▶ _Goal_: Reproduce each line that includes the word "Year".

▶ _Supplied information_:

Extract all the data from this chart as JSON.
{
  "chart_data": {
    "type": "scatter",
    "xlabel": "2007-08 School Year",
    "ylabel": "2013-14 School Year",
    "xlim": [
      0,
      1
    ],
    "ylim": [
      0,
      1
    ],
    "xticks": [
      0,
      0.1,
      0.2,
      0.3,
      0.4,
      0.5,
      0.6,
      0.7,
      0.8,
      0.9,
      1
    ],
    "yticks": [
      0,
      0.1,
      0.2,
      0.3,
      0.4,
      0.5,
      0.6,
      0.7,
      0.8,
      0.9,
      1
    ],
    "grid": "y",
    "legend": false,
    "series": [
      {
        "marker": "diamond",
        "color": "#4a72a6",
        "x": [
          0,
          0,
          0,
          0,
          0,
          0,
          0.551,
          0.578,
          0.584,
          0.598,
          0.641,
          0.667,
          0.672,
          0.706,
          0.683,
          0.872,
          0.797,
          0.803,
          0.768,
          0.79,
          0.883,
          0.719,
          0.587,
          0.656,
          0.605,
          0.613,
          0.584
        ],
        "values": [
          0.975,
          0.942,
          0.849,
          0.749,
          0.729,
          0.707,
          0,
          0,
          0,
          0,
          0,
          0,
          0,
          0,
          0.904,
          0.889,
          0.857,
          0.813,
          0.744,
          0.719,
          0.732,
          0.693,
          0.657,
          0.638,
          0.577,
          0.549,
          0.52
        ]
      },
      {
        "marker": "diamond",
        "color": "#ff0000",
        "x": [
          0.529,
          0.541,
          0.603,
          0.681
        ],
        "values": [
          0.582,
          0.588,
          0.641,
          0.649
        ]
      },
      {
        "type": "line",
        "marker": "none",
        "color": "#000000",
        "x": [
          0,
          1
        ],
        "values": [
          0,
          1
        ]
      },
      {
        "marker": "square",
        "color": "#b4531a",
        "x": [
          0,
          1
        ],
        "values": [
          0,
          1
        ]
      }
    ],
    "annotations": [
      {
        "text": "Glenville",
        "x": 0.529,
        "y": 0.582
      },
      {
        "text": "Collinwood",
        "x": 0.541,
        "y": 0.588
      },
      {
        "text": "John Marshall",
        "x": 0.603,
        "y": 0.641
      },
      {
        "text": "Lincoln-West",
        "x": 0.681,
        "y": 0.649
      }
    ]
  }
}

▶ _Answer for this exercise_:
    "xlabel": "2007-08 School Year",
    "ylabel": "2013-14 School Year",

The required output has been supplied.